Aim> Return each entry exactly, omitting nothing.

• • • •

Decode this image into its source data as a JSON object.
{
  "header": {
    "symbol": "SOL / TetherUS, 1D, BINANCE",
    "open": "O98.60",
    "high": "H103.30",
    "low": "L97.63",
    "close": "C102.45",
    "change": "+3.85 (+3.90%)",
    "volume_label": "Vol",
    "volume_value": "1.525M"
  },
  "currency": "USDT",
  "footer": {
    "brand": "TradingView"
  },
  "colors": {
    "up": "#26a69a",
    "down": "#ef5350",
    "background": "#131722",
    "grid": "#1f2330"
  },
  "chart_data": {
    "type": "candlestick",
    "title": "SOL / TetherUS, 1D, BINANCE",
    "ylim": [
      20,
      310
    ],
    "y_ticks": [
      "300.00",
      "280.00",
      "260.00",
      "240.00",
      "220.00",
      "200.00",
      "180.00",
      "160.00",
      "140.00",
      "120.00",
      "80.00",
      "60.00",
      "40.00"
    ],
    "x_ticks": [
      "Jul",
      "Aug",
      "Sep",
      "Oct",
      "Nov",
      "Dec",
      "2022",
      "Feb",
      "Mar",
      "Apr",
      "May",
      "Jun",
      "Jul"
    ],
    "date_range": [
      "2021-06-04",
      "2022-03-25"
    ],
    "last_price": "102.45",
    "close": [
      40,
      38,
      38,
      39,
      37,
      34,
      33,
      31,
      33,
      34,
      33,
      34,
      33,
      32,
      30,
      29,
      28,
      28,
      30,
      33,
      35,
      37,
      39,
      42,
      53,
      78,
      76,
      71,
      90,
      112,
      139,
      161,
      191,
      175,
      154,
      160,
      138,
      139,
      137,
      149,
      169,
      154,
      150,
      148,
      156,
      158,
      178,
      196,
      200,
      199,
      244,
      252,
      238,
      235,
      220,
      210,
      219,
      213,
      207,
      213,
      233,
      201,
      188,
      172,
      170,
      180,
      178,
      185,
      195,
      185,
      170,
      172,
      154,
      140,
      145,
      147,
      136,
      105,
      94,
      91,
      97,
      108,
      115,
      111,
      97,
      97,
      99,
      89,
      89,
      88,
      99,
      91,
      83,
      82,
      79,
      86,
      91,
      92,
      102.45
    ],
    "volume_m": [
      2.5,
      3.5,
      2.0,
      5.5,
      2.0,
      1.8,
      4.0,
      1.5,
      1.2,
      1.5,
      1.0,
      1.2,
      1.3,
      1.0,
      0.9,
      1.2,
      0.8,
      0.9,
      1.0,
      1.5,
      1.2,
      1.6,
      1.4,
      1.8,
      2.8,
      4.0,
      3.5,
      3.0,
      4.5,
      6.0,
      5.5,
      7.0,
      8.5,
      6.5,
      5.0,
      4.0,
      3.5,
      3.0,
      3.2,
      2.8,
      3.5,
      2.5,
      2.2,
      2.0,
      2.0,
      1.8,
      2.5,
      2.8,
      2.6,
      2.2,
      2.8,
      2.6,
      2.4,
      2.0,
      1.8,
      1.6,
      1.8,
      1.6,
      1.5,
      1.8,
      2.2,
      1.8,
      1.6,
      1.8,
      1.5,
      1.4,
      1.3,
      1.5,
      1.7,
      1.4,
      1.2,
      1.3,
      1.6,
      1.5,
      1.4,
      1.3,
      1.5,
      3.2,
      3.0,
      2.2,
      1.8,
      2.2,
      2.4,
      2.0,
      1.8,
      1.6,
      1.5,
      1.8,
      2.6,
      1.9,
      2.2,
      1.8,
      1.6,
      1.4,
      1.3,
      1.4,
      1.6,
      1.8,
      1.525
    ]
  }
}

• • • •

Written response>
Decode this image into its source data as a JSON object.
{
  "header": {
    "symbol": "SOL / TetherUS, 1D, BINANCE",
    "open": "O98.60",
    "high": "H103.30",
    "low": "L97.63",
    "close": "C102.45",
    "change": "+3.85 (+3.90%)",
    "volume_label": "Vol",
    "volume_value": "1.525M"
  },
  "currency": "USDT",
  "footer": {
    "brand": "TradingView"
  },
  "colors": {
    "up": "#26a69a",
    "down": "#ef5350",
    "background": "#131722",
    "grid": "#1f2330"
  },
  "chart_data": {
    "type": "candlestick",
    "title": "SOL / TetherUS, 1D, BINANCE",
    "ylim": [
      20,
      310
    ],
    "y_ticks": [
      "300.00",
      "280.00",
      "260.00",
      "240.00",
      "220.00",
      "200.00",
      "180.00",
      "160.00",
      "140.00",
      "120.00",
      "80.00",
      "60.00",
      "40.00"
    ],
    "x_ticks": [
      "Jul",
      "Aug",
      "Sep",
      "Oct",
      "Nov",
      "Dec",
      "2022",
      "Feb",
      "Mar",
      "Apr",
      "May",
      "Jun",
      "Jul"
    ],
    "date_range": [
      "2021-06-04",
      "2022-03-25"
    ],
    "last_price": "102.45",
    "close": [
      40,
      38,
      38,
      39,
      37,
      34,
      33,
      31,
      33,
      34,
      33,
      34,
      33,
      32,
      30,
      29,
      28,
      28,
      30,
      33,
      35,
      37,
      39,
      42,
      53,
      78,
      76,
      71,
      90,
      112,
      139,
      161,
      191,
      175,
      154,
      160,
      138,
      139,
      137,
      149,
      169,
      154,
      150,
      148,
      156,
      158,
      178,
      196,
      200,
      199,
      244,
      252,
      238,
      235,
      220,
      210,
      219,
      213,
      207,
      213,
      233,
      201,
      188,
      172,
      170,
      180,
      178,
      185,
      195,
      185,
      170,
      172,
      154,
      140,
      145,
      147,
      136,
      105,
      94,
      91,
      97,
      108,
      115,
      111,
      97,
      97,
      99,
      89,
      89,
      88,
      99,
      91,
      83,
      82,
      79,
      86,
      91,
      92,
      102.45
    ],
    "volume_m": [
      2.5,
      3.5,
      2.0,
      5.5,
      2.0,
      1.8,
      4.0,
      1.5,
      1.2,
      1.5,
      1.0,
      1.2,
      1.3,
      1.0,
      0.9,
      1.2,
      0.8,
      0.9,
      1.0,
      1.5,
      1.2,
      1.6,
      1.4,
      1.8,
      2.8,
      4.0,
      3.5,
      3.0,
      4.5,
      6.0,
      5.5,
      7.0,
      8.5,
      6.5,
      5.0,
      4.0,
      3.5,
      3.0,
      3.2,
      2.8,
      3.5,
      2.5,
      2.2,
      2.0,
      2.0,
      1.8,
      2.5,
      2.8,
      2.6,
      2.2,
      2.8,
      2.6,
      2.4,
      2.0,
      1.8,
      1.6,
      1.8,
      1.6,
      1.5,
      1.8,
      2.2,
      1.8,
      1.6,
      1.8,
      1.5,
      1.4,
      1.3,
      1.5,
      1.7,
      1.4,
      1.2,
      1.3,
      1.6,
      1.5,
      1.4,
      1.3,
      1.5,
      3.2,
      3.0,
      2.2,
      1.8,
      2.2,
      2.4,
      2.0,
      1.8,
      1.6,
      1.5,
      1.8,
      2.6,
      1.9,
      2.2,
      1.8,
      1.6,
      1.4,
      1.3,
      1.4,
      1.6,
      1.8,
      1.525
    ]
  }
}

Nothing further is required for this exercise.